To be done: Looking at the data below, count the lines that contain the string "screenshot". Write only the total.
----- Provided material
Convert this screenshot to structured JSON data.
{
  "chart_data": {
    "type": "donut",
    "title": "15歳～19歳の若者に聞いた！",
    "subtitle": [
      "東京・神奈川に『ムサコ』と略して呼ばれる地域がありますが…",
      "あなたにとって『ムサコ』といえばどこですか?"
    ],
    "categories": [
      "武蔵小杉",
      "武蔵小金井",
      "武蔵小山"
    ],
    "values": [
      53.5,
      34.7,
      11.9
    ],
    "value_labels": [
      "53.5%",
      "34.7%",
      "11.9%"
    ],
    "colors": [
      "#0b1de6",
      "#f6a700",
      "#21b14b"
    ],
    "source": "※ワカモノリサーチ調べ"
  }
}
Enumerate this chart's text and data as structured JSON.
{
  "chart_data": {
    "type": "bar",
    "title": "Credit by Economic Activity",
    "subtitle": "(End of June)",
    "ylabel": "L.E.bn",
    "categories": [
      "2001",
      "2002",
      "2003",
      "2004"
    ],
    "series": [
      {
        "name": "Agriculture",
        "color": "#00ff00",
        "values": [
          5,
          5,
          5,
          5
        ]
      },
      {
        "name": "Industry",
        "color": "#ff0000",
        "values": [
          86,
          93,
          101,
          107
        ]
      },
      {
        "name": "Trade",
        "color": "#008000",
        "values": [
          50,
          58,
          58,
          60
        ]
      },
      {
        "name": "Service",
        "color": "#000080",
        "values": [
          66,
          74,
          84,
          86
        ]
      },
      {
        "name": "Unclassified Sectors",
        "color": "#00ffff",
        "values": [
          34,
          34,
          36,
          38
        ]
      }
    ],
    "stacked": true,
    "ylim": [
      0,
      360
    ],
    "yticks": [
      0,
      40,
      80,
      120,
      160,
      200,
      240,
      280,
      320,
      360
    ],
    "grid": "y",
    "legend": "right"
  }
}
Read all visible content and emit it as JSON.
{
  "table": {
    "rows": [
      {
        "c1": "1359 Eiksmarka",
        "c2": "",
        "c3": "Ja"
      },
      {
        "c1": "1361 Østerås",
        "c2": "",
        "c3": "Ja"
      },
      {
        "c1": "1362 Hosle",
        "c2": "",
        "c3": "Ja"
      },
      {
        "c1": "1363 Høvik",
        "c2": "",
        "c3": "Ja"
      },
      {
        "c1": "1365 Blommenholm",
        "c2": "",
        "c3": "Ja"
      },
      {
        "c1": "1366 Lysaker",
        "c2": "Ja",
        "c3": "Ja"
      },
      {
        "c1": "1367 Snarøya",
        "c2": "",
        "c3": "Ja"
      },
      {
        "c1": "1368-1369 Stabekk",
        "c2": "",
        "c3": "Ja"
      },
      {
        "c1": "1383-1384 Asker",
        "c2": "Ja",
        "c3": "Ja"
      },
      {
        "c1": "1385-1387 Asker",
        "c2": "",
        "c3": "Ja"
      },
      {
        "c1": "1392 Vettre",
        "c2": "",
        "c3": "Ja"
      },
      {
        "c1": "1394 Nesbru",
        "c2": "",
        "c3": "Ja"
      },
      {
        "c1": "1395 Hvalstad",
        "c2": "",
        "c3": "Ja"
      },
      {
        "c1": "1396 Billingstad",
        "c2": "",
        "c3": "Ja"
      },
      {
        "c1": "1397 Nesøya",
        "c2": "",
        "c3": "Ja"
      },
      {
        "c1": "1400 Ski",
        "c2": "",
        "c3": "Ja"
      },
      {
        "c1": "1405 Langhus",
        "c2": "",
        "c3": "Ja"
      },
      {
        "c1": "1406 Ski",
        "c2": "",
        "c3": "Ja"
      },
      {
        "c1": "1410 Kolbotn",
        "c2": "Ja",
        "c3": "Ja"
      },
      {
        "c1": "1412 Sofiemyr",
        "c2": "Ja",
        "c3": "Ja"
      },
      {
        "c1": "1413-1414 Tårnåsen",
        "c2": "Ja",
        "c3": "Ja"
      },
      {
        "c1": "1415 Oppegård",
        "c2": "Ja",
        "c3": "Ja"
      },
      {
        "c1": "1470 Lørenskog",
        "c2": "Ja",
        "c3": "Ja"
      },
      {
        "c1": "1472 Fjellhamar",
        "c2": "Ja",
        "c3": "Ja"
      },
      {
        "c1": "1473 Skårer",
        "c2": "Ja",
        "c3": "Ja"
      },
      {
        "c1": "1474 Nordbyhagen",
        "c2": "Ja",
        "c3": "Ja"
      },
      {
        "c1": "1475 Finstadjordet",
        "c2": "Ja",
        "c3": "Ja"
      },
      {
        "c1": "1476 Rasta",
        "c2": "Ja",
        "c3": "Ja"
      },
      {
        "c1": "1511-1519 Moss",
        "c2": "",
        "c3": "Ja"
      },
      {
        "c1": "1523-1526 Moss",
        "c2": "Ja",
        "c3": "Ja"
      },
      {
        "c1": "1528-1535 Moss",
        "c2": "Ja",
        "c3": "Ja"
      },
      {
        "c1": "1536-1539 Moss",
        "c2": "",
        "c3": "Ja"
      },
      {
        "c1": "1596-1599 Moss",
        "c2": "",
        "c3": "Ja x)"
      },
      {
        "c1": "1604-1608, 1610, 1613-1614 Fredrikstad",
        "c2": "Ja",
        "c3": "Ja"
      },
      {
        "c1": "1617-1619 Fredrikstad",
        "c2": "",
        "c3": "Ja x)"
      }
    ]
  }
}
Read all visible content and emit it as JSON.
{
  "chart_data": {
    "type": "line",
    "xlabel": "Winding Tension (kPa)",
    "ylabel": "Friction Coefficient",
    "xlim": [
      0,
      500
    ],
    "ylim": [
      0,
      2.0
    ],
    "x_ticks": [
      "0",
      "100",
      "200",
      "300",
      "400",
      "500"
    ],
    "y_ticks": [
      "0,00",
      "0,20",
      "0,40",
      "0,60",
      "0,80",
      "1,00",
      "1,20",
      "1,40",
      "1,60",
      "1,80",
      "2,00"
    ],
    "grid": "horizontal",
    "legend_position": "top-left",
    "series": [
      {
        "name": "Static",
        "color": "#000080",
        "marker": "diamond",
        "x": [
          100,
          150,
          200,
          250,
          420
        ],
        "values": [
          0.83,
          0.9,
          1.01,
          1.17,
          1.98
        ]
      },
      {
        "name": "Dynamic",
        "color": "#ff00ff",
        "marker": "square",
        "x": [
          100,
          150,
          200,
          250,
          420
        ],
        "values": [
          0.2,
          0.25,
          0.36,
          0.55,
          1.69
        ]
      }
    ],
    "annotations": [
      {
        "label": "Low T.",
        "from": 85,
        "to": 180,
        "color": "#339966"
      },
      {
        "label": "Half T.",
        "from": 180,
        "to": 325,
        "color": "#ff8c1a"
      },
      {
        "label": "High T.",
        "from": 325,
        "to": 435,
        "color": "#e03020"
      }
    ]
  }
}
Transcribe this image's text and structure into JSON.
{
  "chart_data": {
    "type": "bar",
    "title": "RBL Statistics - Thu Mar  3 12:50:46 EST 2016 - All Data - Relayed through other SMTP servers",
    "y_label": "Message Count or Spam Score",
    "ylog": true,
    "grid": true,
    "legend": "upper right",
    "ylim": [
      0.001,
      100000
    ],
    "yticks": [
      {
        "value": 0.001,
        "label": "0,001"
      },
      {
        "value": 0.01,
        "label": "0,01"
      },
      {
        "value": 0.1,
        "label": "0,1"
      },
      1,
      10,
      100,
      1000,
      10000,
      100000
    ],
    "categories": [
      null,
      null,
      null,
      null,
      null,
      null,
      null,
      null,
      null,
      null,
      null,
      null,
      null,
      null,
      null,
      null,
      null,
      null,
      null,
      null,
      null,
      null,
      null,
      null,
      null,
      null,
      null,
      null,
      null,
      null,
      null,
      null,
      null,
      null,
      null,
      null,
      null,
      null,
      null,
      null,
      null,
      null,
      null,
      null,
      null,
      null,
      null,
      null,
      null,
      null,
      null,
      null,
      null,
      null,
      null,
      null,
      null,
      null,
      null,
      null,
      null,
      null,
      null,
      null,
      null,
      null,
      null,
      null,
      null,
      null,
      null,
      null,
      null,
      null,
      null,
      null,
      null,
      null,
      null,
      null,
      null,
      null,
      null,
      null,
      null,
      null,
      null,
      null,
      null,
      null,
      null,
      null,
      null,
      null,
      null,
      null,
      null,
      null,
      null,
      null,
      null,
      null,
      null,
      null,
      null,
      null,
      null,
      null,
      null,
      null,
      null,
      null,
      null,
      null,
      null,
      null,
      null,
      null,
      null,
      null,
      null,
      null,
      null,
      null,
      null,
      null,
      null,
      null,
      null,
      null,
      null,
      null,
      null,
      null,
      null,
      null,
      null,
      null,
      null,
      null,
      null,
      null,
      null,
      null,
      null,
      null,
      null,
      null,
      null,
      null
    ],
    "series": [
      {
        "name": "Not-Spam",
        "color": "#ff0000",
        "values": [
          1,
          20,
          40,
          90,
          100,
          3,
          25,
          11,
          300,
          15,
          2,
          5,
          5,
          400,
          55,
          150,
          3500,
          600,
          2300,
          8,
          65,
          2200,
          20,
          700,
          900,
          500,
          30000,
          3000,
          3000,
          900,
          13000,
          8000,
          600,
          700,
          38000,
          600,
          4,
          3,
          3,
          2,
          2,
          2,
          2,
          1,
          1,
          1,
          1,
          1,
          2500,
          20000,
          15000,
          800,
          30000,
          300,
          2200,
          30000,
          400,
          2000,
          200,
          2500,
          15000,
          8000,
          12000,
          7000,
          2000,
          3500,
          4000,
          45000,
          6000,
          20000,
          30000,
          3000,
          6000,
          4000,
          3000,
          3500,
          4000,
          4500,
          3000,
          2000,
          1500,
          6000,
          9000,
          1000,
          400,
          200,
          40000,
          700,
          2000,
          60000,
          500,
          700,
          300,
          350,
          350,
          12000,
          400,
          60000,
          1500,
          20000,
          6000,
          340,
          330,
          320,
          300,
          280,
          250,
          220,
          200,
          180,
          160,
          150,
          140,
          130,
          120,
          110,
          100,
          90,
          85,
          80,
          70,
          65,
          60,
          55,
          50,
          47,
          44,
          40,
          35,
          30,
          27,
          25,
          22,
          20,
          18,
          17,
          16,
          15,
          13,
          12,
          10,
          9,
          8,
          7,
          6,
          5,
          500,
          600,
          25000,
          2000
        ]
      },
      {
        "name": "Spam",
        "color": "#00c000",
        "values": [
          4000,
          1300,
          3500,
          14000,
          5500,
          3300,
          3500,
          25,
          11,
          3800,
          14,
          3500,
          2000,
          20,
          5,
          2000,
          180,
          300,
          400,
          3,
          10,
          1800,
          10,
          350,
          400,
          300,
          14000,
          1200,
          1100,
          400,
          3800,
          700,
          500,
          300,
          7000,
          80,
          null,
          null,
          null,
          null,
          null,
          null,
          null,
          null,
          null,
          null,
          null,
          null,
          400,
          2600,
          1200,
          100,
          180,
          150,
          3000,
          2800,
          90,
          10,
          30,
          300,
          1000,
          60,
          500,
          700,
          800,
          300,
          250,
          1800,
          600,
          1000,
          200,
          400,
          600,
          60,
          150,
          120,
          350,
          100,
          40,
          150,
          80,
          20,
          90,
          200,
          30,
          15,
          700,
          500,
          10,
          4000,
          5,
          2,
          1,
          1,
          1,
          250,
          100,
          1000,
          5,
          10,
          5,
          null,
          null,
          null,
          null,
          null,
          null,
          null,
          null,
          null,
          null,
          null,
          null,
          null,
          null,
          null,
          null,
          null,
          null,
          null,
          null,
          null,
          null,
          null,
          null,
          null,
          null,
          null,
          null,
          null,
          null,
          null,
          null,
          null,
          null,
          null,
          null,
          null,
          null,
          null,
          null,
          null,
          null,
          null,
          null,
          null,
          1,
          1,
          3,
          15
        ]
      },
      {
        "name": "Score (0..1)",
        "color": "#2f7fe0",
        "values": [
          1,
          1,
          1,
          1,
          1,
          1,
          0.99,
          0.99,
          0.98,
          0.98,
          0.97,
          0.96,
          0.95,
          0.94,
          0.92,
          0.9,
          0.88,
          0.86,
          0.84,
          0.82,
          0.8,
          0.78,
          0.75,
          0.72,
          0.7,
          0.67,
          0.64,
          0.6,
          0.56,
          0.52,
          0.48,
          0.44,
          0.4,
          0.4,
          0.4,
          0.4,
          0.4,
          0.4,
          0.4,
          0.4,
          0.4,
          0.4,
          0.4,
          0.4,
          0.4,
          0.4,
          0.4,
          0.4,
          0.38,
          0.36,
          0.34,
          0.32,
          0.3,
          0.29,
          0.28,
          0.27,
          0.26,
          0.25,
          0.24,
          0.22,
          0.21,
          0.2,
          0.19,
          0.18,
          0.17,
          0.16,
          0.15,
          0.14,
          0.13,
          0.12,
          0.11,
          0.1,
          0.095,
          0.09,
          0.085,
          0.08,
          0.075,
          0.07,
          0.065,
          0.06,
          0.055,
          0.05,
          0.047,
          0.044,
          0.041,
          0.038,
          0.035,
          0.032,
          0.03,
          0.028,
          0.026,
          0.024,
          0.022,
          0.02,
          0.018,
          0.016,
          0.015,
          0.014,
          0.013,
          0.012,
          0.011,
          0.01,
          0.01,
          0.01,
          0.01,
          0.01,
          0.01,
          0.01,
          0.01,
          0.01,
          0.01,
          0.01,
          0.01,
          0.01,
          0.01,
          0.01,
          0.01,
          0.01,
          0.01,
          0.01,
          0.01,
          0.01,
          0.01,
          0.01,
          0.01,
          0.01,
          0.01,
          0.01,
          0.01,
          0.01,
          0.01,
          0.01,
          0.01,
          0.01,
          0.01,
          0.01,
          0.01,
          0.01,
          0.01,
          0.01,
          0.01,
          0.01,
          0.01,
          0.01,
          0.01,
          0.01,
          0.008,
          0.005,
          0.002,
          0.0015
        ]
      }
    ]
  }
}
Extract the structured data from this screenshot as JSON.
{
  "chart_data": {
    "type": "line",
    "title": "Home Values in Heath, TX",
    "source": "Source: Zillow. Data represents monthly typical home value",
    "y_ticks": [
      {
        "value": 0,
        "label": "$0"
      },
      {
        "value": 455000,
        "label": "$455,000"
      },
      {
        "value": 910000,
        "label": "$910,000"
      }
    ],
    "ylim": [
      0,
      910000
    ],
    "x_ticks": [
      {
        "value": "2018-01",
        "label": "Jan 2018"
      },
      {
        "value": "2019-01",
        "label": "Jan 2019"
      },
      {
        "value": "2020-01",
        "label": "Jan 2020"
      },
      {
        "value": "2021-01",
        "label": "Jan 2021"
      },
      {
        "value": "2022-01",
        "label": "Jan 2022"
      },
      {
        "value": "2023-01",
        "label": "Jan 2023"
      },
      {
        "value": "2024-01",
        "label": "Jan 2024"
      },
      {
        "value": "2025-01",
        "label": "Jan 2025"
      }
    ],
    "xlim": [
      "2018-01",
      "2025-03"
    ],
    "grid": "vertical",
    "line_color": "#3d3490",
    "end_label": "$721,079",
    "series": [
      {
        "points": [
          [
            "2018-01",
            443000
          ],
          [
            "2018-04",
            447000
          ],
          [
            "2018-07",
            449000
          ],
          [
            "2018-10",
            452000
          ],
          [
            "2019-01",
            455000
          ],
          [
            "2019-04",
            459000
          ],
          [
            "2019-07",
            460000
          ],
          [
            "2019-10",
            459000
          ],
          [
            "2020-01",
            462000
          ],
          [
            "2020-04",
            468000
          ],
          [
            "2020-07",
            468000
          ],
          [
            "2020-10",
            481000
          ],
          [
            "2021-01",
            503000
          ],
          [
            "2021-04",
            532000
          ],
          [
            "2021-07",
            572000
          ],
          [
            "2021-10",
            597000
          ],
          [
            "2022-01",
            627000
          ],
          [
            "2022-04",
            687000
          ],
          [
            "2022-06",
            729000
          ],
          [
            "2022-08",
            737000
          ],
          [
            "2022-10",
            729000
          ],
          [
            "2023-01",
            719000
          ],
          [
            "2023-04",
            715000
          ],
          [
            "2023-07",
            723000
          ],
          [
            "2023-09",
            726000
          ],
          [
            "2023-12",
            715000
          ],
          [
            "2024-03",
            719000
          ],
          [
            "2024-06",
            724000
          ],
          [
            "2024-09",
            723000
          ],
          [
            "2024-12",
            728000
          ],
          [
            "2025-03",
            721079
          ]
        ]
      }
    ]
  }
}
----------
Result for this exercise: 2